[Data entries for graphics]

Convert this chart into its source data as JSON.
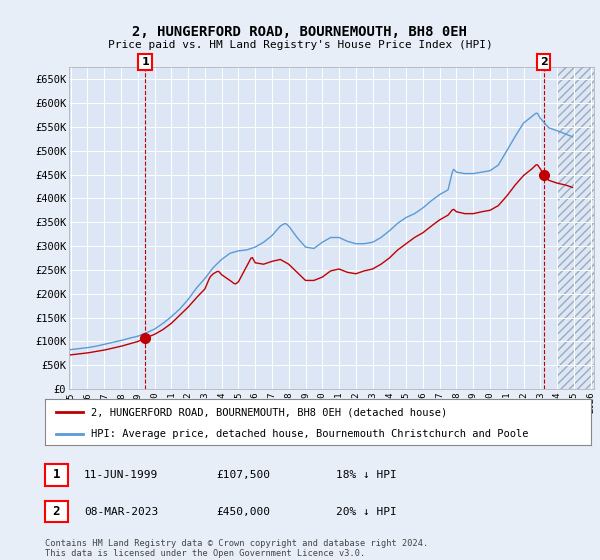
{
  "title": "2, HUNGERFORD ROAD, BOURNEMOUTH, BH8 0EH",
  "subtitle": "Price paid vs. HM Land Registry's House Price Index (HPI)",
  "background_color": "#e8eef8",
  "plot_bg_color": "#dce6f5",
  "hpi_color": "#5b9bd5",
  "price_color": "#c00000",
  "hatch_color": "#b0b8c8",
  "legend_label_price": "2, HUNGERFORD ROAD, BOURNEMOUTH, BH8 0EH (detached house)",
  "legend_label_hpi": "HPI: Average price, detached house, Bournemouth Christchurch and Poole",
  "note": "Contains HM Land Registry data © Crown copyright and database right 2024.\nThis data is licensed under the Open Government Licence v3.0.",
  "sale1_label": "1",
  "sale1_date": "11-JUN-1999",
  "sale1_price": "£107,500",
  "sale1_hpi": "18% ↓ HPI",
  "sale1_x": 1999.44,
  "sale1_y": 107500,
  "sale2_label": "2",
  "sale2_date": "08-MAR-2023",
  "sale2_price": "£450,000",
  "sale2_hpi": "20% ↓ HPI",
  "sale2_x": 2023.19,
  "sale2_y": 450000,
  "ylim": [
    0,
    675000
  ],
  "yticks": [
    0,
    50000,
    100000,
    150000,
    200000,
    250000,
    300000,
    350000,
    400000,
    450000,
    500000,
    550000,
    600000,
    650000
  ],
  "ytick_labels": [
    "£0",
    "£50K",
    "£100K",
    "£150K",
    "£200K",
    "£250K",
    "£300K",
    "£350K",
    "£400K",
    "£450K",
    "£500K",
    "£550K",
    "£600K",
    "£650K"
  ],
  "xlim": [
    1994.9,
    2026.2
  ],
  "hatch_start": 2024.0,
  "xtick_years": [
    1995,
    1996,
    1997,
    1998,
    1999,
    2000,
    2001,
    2002,
    2003,
    2004,
    2005,
    2006,
    2007,
    2008,
    2009,
    2010,
    2011,
    2012,
    2013,
    2014,
    2015,
    2016,
    2017,
    2018,
    2019,
    2020,
    2021,
    2022,
    2023,
    2024,
    2025,
    2026
  ]
}
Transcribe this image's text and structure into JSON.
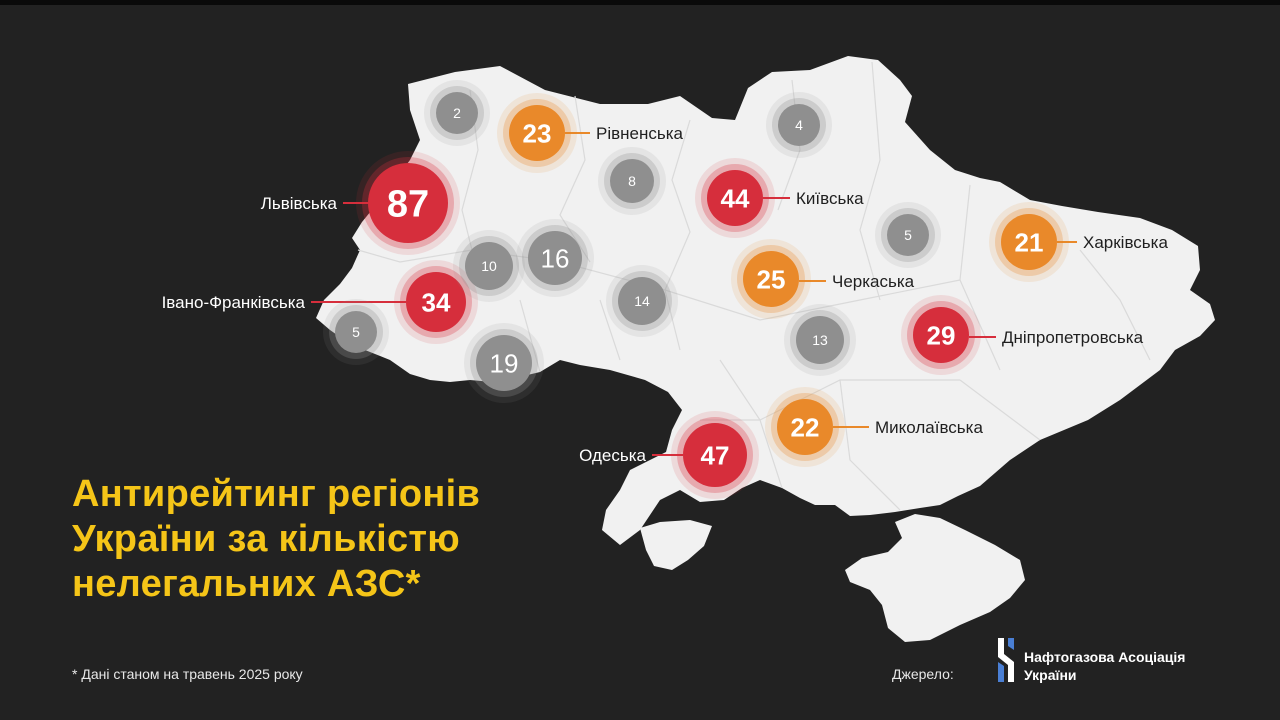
{
  "title_lines": [
    "Антирейтинг регіонів",
    "України за кількістю",
    "нелегальних АЗС*"
  ],
  "footnote": "* Дані станом на травень 2025 року",
  "source": {
    "label": "Джерело:",
    "org_lines": [
      "Нафтогазова Асоціація",
      "України"
    ]
  },
  "colors": {
    "background": "#222222",
    "map_fill": "#f1f1f1",
    "title": "#f5c518",
    "high": "#d62e3c",
    "medium": "#e9892a",
    "low": "#8f8f8f"
  },
  "markers": [
    {
      "value": 87,
      "level": "high",
      "region": "Львівська"
    },
    {
      "value": 34,
      "level": "high",
      "region": "Івано-Франківська"
    },
    {
      "value": 47,
      "level": "high",
      "region": "Одеська"
    },
    {
      "value": 44,
      "level": "high",
      "region": "Київська"
    },
    {
      "value": 29,
      "level": "high",
      "region": "Дніпропетровська"
    },
    {
      "value": 23,
      "level": "medium",
      "region": "Рівненська"
    },
    {
      "value": 25,
      "level": "medium",
      "region": "Черкаська"
    },
    {
      "value": 22,
      "level": "medium",
      "region": "Миколаївська"
    },
    {
      "value": 21,
      "level": "medium",
      "region": "Харківська"
    },
    {
      "value": 2,
      "level": "low"
    },
    {
      "value": 4,
      "level": "low"
    },
    {
      "value": 8,
      "level": "low"
    },
    {
      "value": 10,
      "level": "low"
    },
    {
      "value": 16,
      "level": "low"
    },
    {
      "value": 5,
      "level": "low"
    },
    {
      "value": 14,
      "level": "low"
    },
    {
      "value": 13,
      "level": "low"
    },
    {
      "value": 19,
      "level": "low"
    },
    {
      "value": 5,
      "level": "low"
    }
  ]
}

[Problem to solve] Of the lines above, copy each that contains "detached".

[Reply]
  "legend_label_price": "2, HUNGERFORD ROAD, BOURNEMOUTH, BH8 0EH (detached house)",
  "legend_label_hpi": "HPI: Average price, detached house, Bournemouth Christchurch and Poole",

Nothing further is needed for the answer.